Requirement - Copy the data word for word, keeping every line.

[Entries taken from a collection]
---*---

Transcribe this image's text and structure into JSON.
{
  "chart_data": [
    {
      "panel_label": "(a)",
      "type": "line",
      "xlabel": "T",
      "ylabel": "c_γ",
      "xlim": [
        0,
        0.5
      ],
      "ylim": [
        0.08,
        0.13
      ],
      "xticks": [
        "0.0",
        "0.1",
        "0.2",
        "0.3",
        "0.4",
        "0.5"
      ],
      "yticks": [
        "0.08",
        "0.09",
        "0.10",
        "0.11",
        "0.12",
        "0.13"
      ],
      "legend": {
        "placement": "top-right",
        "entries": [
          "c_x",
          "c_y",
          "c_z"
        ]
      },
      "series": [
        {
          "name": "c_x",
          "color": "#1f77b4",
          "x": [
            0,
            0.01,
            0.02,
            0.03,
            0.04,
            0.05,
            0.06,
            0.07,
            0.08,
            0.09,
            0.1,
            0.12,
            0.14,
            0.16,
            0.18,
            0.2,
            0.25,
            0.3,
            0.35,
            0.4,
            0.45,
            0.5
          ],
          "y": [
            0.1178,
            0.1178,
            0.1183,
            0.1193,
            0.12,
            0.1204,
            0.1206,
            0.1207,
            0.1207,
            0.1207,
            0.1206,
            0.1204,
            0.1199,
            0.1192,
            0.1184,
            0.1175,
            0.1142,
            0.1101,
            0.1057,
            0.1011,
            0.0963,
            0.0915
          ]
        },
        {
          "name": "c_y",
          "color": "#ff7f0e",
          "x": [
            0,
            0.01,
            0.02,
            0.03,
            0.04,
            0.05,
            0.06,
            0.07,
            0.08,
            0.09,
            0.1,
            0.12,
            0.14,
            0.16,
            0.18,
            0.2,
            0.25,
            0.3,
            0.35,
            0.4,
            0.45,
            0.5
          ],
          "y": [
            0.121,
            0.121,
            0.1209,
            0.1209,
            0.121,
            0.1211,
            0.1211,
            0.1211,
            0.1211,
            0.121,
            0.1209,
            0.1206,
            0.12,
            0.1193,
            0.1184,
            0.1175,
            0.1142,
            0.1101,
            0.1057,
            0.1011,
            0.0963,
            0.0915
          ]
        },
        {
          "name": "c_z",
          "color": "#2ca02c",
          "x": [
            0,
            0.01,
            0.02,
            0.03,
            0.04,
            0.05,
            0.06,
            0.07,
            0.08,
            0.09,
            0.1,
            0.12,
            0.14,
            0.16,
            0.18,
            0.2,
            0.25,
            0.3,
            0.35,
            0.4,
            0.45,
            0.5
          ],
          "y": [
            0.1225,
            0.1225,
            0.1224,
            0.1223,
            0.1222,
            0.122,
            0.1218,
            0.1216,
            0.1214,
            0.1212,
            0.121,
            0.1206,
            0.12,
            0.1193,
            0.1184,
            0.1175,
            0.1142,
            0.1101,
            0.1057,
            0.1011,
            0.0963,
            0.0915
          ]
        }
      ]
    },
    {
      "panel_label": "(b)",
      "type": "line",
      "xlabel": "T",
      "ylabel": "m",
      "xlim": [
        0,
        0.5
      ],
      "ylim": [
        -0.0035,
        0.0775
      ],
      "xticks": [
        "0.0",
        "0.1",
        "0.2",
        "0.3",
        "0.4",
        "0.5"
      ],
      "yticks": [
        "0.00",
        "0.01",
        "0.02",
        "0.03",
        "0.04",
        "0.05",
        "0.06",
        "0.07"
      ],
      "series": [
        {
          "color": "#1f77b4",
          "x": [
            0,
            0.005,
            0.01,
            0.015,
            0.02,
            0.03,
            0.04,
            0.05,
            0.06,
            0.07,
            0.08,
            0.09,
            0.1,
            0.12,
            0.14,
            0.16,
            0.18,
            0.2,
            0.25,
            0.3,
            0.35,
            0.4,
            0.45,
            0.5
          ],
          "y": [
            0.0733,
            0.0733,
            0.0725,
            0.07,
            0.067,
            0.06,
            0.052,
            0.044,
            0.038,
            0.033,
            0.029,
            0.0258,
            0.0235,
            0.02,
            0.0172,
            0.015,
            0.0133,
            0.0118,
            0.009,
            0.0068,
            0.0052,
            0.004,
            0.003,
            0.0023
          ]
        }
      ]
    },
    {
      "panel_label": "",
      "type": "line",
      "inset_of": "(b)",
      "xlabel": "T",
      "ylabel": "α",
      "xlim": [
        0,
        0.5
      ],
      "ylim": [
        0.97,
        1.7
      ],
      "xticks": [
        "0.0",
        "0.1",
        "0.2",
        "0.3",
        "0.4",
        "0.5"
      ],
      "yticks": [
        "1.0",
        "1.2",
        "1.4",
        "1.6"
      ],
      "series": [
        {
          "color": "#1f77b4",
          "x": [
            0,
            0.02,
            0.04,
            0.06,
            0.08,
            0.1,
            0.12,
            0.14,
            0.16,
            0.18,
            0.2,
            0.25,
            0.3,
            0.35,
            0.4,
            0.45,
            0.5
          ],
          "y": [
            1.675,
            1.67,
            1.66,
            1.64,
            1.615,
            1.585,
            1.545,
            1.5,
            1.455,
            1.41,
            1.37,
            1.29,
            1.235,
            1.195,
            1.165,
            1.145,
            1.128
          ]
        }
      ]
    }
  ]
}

---*---

Solution below -
Transcribe this image's text and structure into JSON.
{
  "chart_data": [
    {
      "panel_label": "(a)",
      "type": "line",
      "xlabel": "T",
      "ylabel": "c_γ",
      "xlim": [
        0,
        0.5
      ],
      "ylim": [
        0.08,
        0.13
      ],
      "xticks": [
        "0.0",
        "0.1",
        "0.2",
        "0.3",
        "0.4",
        "0.5"
      ],
      "yticks": [
        "0.08",
        "0.09",
        "0.10",
        "0.11",
        "0.12",
        "0.13"
      ],
      "legend": {
        "placement": "top-right",
        "entries": [
          "c_x",
          "c_y",
          "c_z"
        ]
      },
      "series": [
        {
          "name": "c_x",
          "color": "#1f77b4",
          "x": [
            0,
            0.01,
            0.02,
            0.03,
            0.04,
            0.05,
            0.06,
            0.07,
            0.08,
            0.09,
            0.1,
            0.12,
            0.14,
            0.16,
            0.18,
            0.2,
            0.25,
            0.3,
            0.35,
            0.4,
            0.45,
            0.5
          ],
          "y": [
            0.1178,
            0.1178,
            0.1183,
            0.1193,
            0.12,
            0.1204,
            0.1206,
            0.1207,
            0.1207,
            0.1207,
            0.1206,
            0.1204,
            0.1199,
            0.1192,
            0.1184,
            0.1175,
            0.1142,
            0.1101,
            0.1057,
            0.1011,
            0.0963,
            0.0915
          ]
        },
        {
          "name": "c_y",
          "color": "#ff7f0e",
          "x": [
            0,
            0.01,
            0.02,
            0.03,
            0.04,
            0.05,
            0.06,
            0.07,
            0.08,
            0.09,
            0.1,
            0.12,
            0.14,
            0.16,
            0.18,
            0.2,
            0.25,
            0.3,
            0.35,
            0.4,
            0.45,
            0.5
          ],
          "y": [
            0.121,
            0.121,
            0.1209,
            0.1209,
            0.121,
            0.1211,
            0.1211,
            0.1211,
            0.1211,
            0.121,
            0.1209,
            0.1206,
            0.12,
            0.1193,
            0.1184,
            0.1175,
            0.1142,
            0.1101,
            0.1057,
            0.1011,
            0.0963,
            0.0915
          ]
        },
        {
          "name": "c_z",
          "color": "#2ca02c",
          "x": [
            0,
            0.01,
            0.02,
            0.03,
            0.04,
            0.05,
            0.06,
            0.07,
            0.08,
            0.09,
            0.1,
            0.12,
            0.14,
            0.16,
            0.18,
            0.2,
            0.25,
            0.3,
            0.35,
            0.4,
            0.45,
            0.5
          ],
          "y": [
            0.1225,
            0.1225,
            0.1224,
            0.1223,
            0.1222,
            0.122,
            0.1218,
            0.1216,
            0.1214,
            0.1212,
            0.121,
            0.1206,
            0.12,
            0.1193,
            0.1184,
            0.1175,
            0.1142,
            0.1101,
            0.1057,
            0.1011,
            0.0963,
            0.0915
          ]
        }
      ]
    },
    {
      "panel_label": "(b)",
      "type": "line",
      "xlabel": "T",
      "ylabel": "m",
      "xlim": [
        0,
        0.5
      ],
      "ylim": [
        -0.0035,
        0.0775
      ],
      "xticks": [
        "0.0",
        "0.1",
        "0.2",
        "0.3",
        "0.4",
        "0.5"
      ],
      "yticks": [
        "0.00",
        "0.01",
        "0.02",
        "0.03",
        "0.04",
        "0.05",
        "0.06",
        "0.07"
      ],
      "series": [
        {
          "color": "#1f77b4",
          "x": [
            0,
            0.005,
            0.01,
            0.015,
            0.02,
            0.03,
            0.04,
            0.05,
            0.06,
            0.07,
            0.08,
            0.09,
            0.1,
            0.12,
            0.14,
            0.16,
            0.18,
            0.2,
            0.25,
            0.3,
            0.35,
            0.4,
            0.45,
            0.5
          ],
          "y": [
            0.0733,
            0.0733,
            0.0725,
            0.07,
            0.067,
            0.06,
            0.052,
            0.044,
            0.038,
            0.033,
            0.029,
            0.0258,
            0.0235,
            0.02,
            0.0172,
            0.015,
            0.0133,
            0.0118,
            0.009,
            0.0068,
            0.0052,
            0.004,
            0.003,
            0.0023
          ]
        }
      ]
    },
    {
      "panel_label": "",
      "type": "line",
      "inset_of": "(b)",
      "xlabel": "T",
      "ylabel": "α",
      "xlim": [
        0,
        0.5
      ],
      "ylim": [
        0.97,
        1.7
      ],
      "xticks": [
        "0.0",
        "0.1",
        "0.2",
        "0.3",
        "0.4",
        "0.5"
      ],
      "yticks": [
        "1.0",
        "1.2",
        "1.4",
        "1.6"
      ],
      "series": [
        {
          "color": "#1f77b4",
          "x": [
            0,
            0.02,
            0.04,
            0.06,
            0.08,
            0.1,
            0.12,
            0.14,
            0.16,
            0.18,
            0.2,
            0.25,
            0.3,
            0.35,
            0.4,
            0.45,
            0.5
          ],
          "y": [
            1.675,
            1.67,
            1.66,
            1.64,
            1.615,
            1.585,
            1.545,
            1.5,
            1.455,
            1.41,
            1.37,
            1.29,
            1.235,
            1.195,
            1.165,
            1.145,
            1.128
          ]
        }
      ]
    }
  ]
}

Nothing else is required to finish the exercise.